» **Text provided**:
Fri. Oct. 20, at 6:30 pm, followed by a reception sponsored by the Jordanian American Association of DC
Sun. Oct. 22, at 4:00 pm
In this sly comedy, the middle-aged, scrawny, bespectacled Ahmad doesn't belong in prison. But when the quiet contractor and father of two is charged with fraud over an unfortunate business deal, things spiral out of control. The unreliability of his cousin and would-be savior leads to a comic series of miscommunications with the police and Ahmad's lawyer, landing our hero in prison. Ironically, once behind bars, he gradually feels something that he's never felt before — liberty. Ahmad discovers that prison has its own rhythms, its own rules, and its own economies — and he begins to carve out a position for himself, learning to make good in this place where fraud isn't a crime so much as a way of life. However, he also discovers that no matter which side of the bars he's on, events are guided by forces beyond his control. –Toronto International Film Festival
Jordan, Directed by Mahmoud al Massad, 2016, 83 minutes. In Arabic with English subtitles.

» **Problem requirements**: Using the film description, please explain how Ahmad ends up in prison, in one to three sentences.

» **Data segment**:
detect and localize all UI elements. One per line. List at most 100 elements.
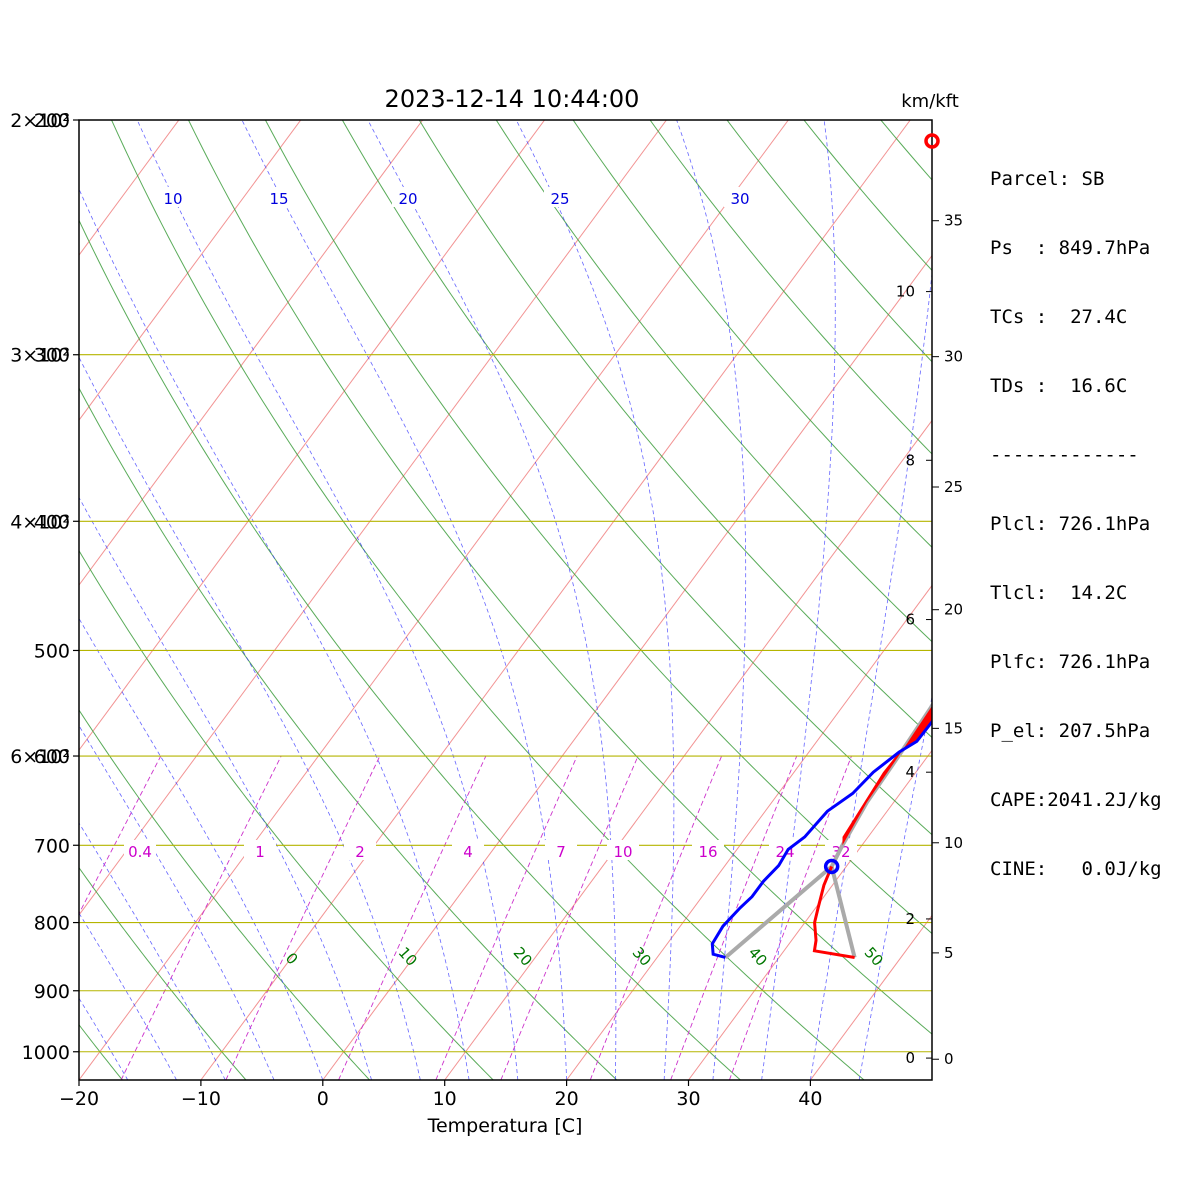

» **Answer for the task**: Ahmad is charged with fraud over an unfortunate business deal. His unreliable cousin, who is meant to save him, instead causes a comic series of miscommunications with the police and Ahmad's lawyer, and these land Ahmad in prison.